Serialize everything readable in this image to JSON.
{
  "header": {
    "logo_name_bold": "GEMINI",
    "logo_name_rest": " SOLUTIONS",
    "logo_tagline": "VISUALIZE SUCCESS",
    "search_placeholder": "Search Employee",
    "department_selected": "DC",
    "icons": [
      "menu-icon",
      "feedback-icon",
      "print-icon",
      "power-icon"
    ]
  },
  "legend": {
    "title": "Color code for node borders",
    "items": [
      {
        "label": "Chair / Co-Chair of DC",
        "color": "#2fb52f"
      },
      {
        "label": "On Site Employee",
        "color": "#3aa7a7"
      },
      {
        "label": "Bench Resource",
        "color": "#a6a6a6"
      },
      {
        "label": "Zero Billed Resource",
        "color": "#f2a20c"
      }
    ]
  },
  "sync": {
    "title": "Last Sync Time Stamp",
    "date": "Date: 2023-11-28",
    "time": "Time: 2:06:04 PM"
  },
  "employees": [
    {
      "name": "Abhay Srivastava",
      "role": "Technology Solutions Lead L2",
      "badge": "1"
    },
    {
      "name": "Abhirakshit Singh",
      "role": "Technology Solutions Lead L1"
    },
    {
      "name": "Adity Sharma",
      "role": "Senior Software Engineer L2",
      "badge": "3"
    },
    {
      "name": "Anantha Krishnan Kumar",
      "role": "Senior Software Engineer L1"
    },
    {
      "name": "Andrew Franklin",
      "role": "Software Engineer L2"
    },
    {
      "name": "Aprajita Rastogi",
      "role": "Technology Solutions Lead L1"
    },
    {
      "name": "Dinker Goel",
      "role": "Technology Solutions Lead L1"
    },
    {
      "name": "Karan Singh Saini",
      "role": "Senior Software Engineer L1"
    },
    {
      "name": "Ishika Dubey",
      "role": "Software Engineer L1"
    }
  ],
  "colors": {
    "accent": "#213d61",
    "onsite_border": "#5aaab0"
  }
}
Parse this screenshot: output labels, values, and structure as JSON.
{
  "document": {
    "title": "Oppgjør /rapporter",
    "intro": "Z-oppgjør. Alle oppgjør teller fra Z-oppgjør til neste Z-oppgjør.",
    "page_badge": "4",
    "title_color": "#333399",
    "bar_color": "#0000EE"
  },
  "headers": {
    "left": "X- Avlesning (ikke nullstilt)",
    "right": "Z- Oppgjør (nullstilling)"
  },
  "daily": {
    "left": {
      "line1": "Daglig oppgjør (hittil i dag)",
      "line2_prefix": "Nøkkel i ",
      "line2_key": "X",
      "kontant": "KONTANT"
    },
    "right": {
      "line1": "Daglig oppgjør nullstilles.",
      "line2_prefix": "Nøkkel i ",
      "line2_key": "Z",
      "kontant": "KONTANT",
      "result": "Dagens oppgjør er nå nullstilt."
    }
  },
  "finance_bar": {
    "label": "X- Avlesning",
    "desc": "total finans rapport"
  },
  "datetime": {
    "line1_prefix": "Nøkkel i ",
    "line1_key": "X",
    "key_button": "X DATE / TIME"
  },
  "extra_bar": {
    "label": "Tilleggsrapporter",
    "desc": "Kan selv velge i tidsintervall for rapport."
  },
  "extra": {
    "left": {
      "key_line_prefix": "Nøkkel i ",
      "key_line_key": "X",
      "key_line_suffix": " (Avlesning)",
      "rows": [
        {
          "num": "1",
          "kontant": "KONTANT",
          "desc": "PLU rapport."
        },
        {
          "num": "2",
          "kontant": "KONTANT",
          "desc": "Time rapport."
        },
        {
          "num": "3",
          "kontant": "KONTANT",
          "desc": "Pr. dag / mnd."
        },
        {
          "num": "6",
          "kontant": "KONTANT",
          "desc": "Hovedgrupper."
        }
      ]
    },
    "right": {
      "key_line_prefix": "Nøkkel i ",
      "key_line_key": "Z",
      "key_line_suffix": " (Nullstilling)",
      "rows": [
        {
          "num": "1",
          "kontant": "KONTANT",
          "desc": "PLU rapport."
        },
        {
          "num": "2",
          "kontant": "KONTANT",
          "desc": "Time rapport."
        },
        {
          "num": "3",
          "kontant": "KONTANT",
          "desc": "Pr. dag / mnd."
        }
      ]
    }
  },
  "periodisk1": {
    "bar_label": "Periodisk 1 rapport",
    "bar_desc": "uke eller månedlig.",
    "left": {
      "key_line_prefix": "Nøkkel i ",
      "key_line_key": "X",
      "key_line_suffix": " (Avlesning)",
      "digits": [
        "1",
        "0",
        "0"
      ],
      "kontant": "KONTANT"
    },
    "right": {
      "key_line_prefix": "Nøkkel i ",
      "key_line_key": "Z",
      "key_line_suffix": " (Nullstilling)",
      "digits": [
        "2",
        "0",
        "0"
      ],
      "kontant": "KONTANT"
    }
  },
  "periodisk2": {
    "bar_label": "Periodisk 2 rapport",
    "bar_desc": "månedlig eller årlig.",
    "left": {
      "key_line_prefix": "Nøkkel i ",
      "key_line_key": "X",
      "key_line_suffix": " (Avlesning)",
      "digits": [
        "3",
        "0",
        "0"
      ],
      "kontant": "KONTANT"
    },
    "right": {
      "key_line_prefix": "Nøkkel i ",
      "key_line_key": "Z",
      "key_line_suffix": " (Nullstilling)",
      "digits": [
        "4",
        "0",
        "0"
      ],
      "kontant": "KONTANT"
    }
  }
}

***

Aim:
Go through the listing above and restate it word for word.

Result:
Serialize everything readable in this image to JSON.
{
  "header": {
    "logo_name_bold": "GEMINI",
    "logo_name_rest": " SOLUTIONS",
    "logo_tagline": "VISUALIZE SUCCESS",
    "search_placeholder": "Search Employee",
    "department_selected": "DC",
    "icons": [
      "menu-icon",
      "feedback-icon",
      "print-icon",
      "power-icon"
    ]
  },
  "legend": {
    "title": "Color code for node borders",
    "items": [
      {
        "label": "Chair / Co-Chair of DC",
        "color": "#2fb52f"
      },
      {
        "label": "On Site Employee",
        "color": "#3aa7a7"
      },
      {
        "label": "Bench Resource",
        "color": "#a6a6a6"
      },
      {
        "label": "Zero Billed Resource",
        "color": "#f2a20c"
      }
    ]
  },
  "sync": {
    "title": "Last Sync Time Stamp",
    "date": "Date: 2023-11-28",
    "time": "Time: 2:06:04 PM"
  },
  "employees": [
    {
      "name": "Abhay Srivastava",
      "role": "Technology Solutions Lead L2",
      "badge": "1"
    },
    {
      "name": "Abhirakshit Singh",
      "role": "Technology Solutions Lead L1"
    },
    {
      "name": "Adity Sharma",
      "role": "Senior Software Engineer L2",
      "badge": "3"
    },
    {
      "name": "Anantha Krishnan Kumar",
      "role": "Senior Software Engineer L1"
    },
    {
      "name": "Andrew Franklin",
      "role": "Software Engineer L2"
    },
    {
      "name": "Aprajita Rastogi",
      "role": "Technology Solutions Lead L1"
    },
    {
      "name": "Dinker Goel",
      "role": "Technology Solutions Lead L1"
    },
    {
      "name": "Karan Singh Saini",
      "role": "Senior Software Engineer L1"
    },
    {
      "name": "Ishika Dubey",
      "role": "Software Engineer L1"
    }
  ],
  "colors": {
    "accent": "#213d61",
    "onsite_border": "#5aaab0"
  }
}
Parse this screenshot: output labels, values, and structure as JSON.
{
  "document": {
    "title": "Oppgjør /rapporter",
    "intro": "Z-oppgjør. Alle oppgjør teller fra Z-oppgjør til neste Z-oppgjør.",
    "page_badge": "4",
    "title_color": "#333399",
    "bar_color": "#0000EE"
  },
  "headers": {
    "left": "X- Avlesning (ikke nullstilt)",
    "right": "Z- Oppgjør (nullstilling)"
  },
  "daily": {
    "left": {
      "line1": "Daglig oppgjør (hittil i dag)",
      "line2_prefix": "Nøkkel i ",
      "line2_key": "X",
      "kontant": "KONTANT"
    },
    "right": {
      "line1": "Daglig oppgjør nullstilles.",
      "line2_prefix": "Nøkkel i ",
      "line2_key": "Z",
      "kontant": "KONTANT",
      "result": "Dagens oppgjør er nå nullstilt."
    }
  },
  "finance_bar": {
    "label": "X- Avlesning",
    "desc": "total finans rapport"
  },
  "datetime": {
    "line1_prefix": "Nøkkel i ",
    "line1_key": "X",
    "key_button": "X DATE / TIME"
  },
  "extra_bar": {
    "label": "Tilleggsrapporter",
    "desc": "Kan selv velge i tidsintervall for rapport."
  },
  "extra": {
    "left": {
      "key_line_prefix": "Nøkkel i ",
      "key_line_key": "X",
      "key_line_suffix": " (Avlesning)",
      "rows": [
        {
          "num": "1",
          "kontant": "KONTANT",
          "desc": "PLU rapport."
        },
        {
          "num": "2",
          "kontant": "KONTANT",
          "desc": "Time rapport."
        },
        {
          "num": "3",
          "kontant": "KONTANT",
          "desc": "Pr. dag / mnd."
        },
        {
          "num": "6",
          "kontant": "KONTANT",
          "desc": "Hovedgrupper."
        }
      ]
    },
    "right": {
      "key_line_prefix": "Nøkkel i ",
      "key_line_key": "Z",
      "key_line_suffix": " (Nullstilling)",
      "rows": [
        {
          "num": "1",
          "kontant": "KONTANT",
          "desc": "PLU rapport."
        },
        {
          "num": "2",
          "kontant": "KONTANT",
          "desc": "Time rapport."
        },
        {
          "num": "3",
          "kontant": "KONTANT",
          "desc": "Pr. dag / mnd."
        }
      ]
    }
  },
  "periodisk1": {
    "bar_label": "Periodisk 1 rapport",
    "bar_desc": "uke eller månedlig.",
    "left": {
      "key_line_prefix": "Nøkkel i ",
      "key_line_key": "X",
      "key_line_suffix": " (Avlesning)",
      "digits": [
        "1",
        "0",
        "0"
      ],
      "kontant": "KONTANT"
    },
    "right": {
      "key_line_prefix": "Nøkkel i ",
      "key_line_key": "Z",
      "key_line_suffix": " (Nullstilling)",
      "digits": [
        "2",
        "0",
        "0"
      ],
      "kontant": "KONTANT"
    }
  },
  "periodisk2": {
    "bar_label": "Periodisk 2 rapport",
    "bar_desc": "månedlig eller årlig.",
    "left": {
      "key_line_prefix": "Nøkkel i ",
      "key_line_key": "X",
      "key_line_suffix": " (Avlesning)",
      "digits": [
        "3",
        "0",
        "0"
      ],
      "kontant": "KONTANT"
    },
    "right": {
      "key_line_prefix": "Nøkkel i ",
      "key_line_key": "Z",
      "key_line_suffix": " (Nullstilling)",
      "digits": [
        "4",
        "0",
        "0"
      ],
      "kontant": "KONTANT"
    }
  }
}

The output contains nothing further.